Directive ▸ Copy out lines with the word "image" from the material that follows.

Provided information ▸
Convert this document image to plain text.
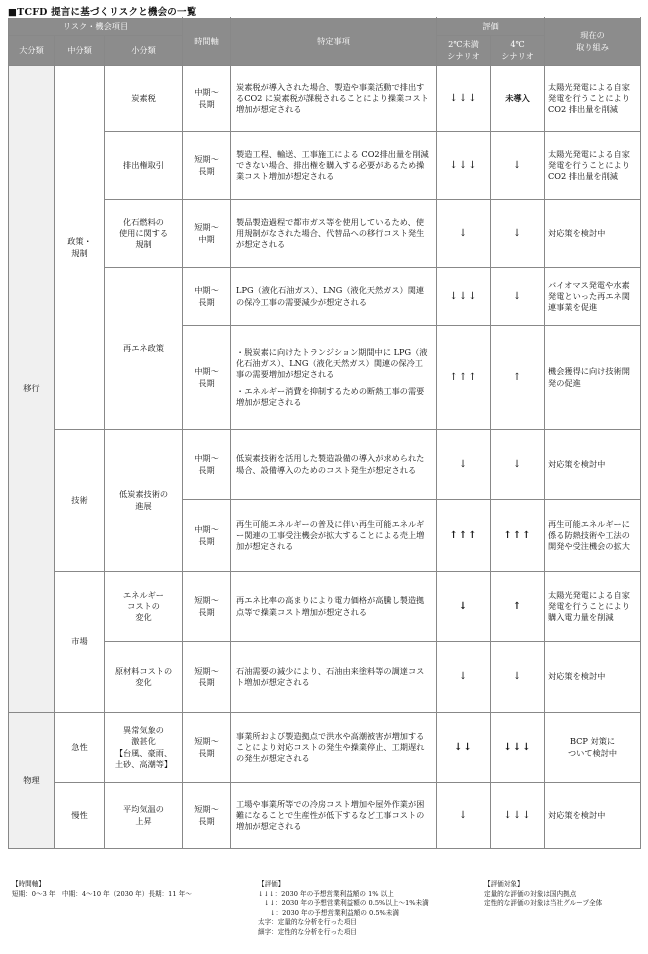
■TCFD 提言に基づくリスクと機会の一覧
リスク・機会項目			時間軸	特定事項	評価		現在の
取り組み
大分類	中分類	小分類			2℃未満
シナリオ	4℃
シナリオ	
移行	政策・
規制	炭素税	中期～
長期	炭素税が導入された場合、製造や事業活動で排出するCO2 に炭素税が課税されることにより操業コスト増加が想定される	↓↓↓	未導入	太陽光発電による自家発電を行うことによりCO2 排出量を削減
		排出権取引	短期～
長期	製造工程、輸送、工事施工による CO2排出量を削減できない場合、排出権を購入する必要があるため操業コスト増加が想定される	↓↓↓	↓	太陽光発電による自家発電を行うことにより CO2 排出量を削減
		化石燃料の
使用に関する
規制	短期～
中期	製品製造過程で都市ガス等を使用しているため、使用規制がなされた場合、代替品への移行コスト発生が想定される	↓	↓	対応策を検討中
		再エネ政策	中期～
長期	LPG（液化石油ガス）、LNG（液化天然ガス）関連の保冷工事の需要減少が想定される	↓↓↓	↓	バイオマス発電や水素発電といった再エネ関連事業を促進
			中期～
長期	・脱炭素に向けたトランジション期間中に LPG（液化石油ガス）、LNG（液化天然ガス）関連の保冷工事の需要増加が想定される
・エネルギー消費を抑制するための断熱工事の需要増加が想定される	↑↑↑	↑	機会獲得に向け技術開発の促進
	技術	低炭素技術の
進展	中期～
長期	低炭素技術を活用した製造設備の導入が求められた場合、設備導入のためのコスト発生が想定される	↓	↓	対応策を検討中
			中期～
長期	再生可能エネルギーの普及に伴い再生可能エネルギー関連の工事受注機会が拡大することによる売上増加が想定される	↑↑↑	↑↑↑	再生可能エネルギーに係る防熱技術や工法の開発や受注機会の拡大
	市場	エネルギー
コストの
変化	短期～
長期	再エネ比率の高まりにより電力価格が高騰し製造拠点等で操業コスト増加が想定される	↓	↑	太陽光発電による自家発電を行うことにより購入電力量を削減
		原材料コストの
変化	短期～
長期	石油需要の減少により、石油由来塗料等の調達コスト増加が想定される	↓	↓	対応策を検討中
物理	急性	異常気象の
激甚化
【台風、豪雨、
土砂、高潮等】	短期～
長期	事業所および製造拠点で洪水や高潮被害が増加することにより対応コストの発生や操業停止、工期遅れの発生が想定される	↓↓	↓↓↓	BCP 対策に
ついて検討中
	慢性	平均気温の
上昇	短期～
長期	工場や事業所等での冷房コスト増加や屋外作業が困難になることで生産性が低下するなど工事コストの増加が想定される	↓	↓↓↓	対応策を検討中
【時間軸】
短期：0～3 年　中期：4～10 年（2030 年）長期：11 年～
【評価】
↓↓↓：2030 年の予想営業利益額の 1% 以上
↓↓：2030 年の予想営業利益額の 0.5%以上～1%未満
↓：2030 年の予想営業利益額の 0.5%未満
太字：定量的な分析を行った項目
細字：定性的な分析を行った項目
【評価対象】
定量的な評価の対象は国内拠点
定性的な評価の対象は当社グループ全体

---

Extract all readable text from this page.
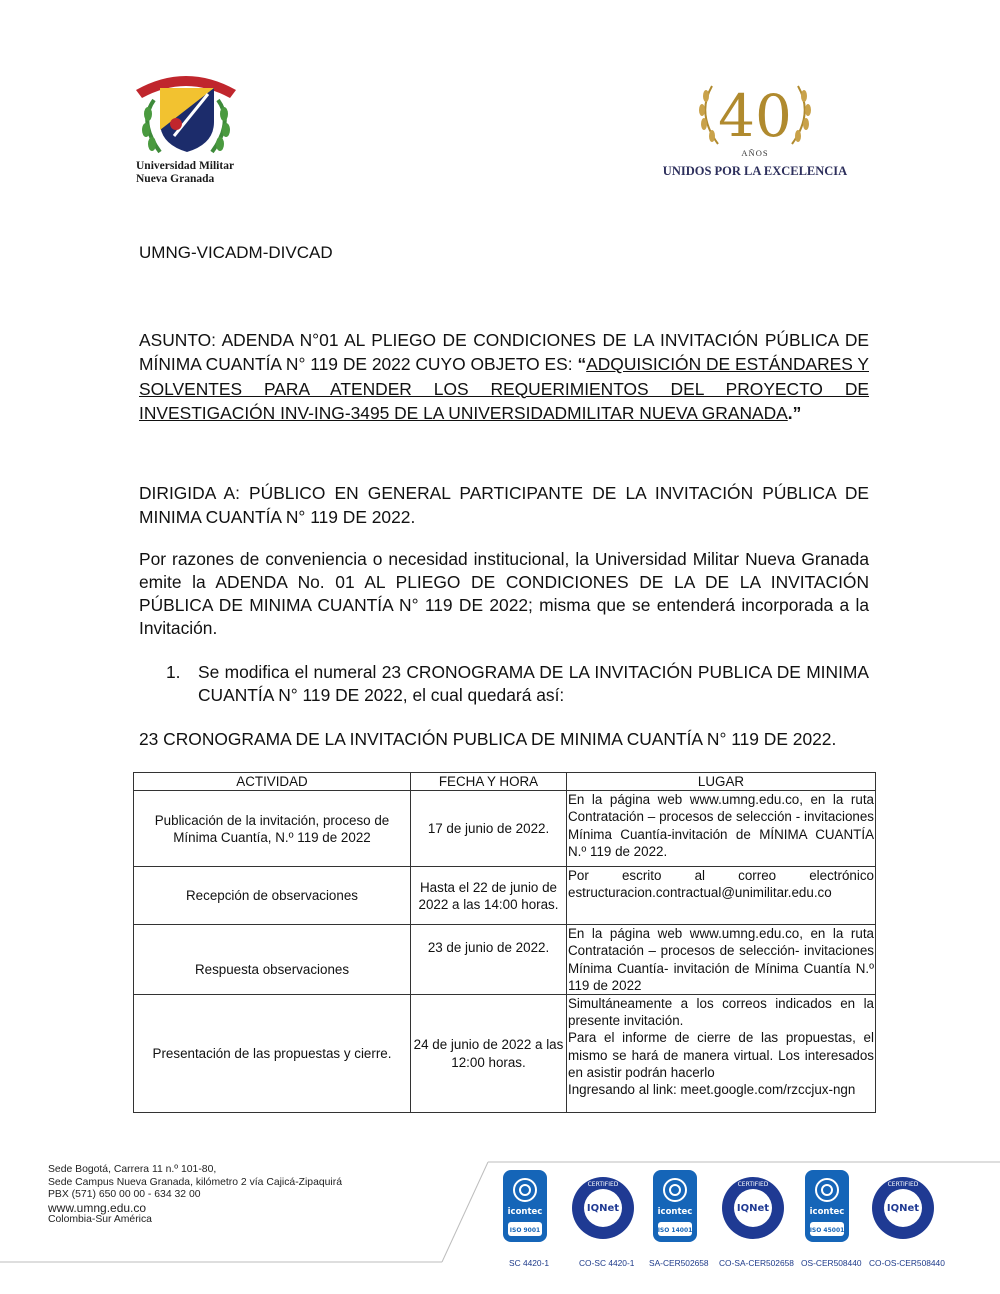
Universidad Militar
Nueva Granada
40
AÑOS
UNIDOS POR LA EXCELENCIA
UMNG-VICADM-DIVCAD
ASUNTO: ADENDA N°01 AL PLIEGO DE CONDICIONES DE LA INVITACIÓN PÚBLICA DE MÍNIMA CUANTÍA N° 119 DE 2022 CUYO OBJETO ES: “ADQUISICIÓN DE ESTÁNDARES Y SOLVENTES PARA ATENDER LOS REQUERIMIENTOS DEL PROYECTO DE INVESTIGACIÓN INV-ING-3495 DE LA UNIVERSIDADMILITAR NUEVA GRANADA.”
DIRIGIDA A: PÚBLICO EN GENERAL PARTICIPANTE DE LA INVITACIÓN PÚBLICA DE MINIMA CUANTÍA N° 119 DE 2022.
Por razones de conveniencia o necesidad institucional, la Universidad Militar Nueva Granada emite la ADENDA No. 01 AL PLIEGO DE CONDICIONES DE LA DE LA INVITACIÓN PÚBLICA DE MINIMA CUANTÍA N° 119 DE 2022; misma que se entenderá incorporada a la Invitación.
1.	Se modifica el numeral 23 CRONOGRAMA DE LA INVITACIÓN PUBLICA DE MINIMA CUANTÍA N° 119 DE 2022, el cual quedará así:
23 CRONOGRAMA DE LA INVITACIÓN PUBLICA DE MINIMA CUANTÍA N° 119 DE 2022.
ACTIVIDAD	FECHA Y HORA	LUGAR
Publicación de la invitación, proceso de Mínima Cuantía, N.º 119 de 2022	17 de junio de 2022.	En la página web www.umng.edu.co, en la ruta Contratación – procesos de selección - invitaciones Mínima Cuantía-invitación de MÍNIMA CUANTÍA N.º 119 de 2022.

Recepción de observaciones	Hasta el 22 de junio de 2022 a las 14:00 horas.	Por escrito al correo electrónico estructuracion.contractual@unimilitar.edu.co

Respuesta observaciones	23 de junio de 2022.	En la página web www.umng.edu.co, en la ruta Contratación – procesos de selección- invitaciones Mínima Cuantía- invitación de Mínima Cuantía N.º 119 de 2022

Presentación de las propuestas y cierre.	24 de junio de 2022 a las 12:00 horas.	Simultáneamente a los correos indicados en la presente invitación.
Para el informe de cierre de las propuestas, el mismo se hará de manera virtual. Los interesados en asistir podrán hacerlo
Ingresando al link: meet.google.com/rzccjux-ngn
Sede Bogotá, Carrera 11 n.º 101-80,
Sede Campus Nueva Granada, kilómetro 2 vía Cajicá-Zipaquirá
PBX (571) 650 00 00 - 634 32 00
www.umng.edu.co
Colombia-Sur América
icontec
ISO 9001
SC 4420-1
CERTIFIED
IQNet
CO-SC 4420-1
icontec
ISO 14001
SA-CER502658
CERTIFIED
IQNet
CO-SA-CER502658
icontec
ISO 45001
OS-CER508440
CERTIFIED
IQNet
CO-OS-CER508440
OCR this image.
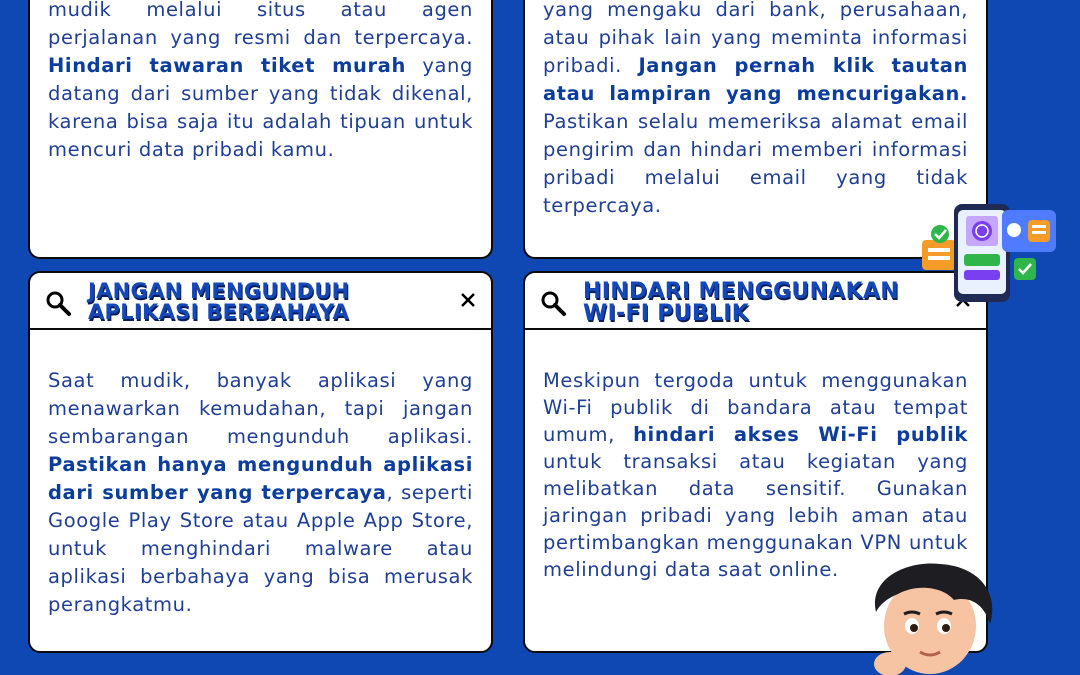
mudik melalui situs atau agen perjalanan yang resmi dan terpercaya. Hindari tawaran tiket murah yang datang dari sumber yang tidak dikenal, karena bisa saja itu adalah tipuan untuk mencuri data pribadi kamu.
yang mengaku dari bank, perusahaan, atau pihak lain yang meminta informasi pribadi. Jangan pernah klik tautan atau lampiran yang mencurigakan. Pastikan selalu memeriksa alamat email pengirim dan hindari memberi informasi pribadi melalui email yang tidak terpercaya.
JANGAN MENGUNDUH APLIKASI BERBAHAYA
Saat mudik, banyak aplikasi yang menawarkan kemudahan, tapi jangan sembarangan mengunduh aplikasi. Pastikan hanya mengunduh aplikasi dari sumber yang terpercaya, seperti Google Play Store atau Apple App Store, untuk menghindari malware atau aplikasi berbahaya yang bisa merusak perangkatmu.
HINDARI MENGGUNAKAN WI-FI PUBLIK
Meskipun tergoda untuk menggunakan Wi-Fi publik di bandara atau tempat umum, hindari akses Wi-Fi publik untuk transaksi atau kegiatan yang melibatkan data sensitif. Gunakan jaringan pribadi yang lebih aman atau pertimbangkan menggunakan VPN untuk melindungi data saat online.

Complete answer ▸
Convert this document image to plain text.
OCR this image.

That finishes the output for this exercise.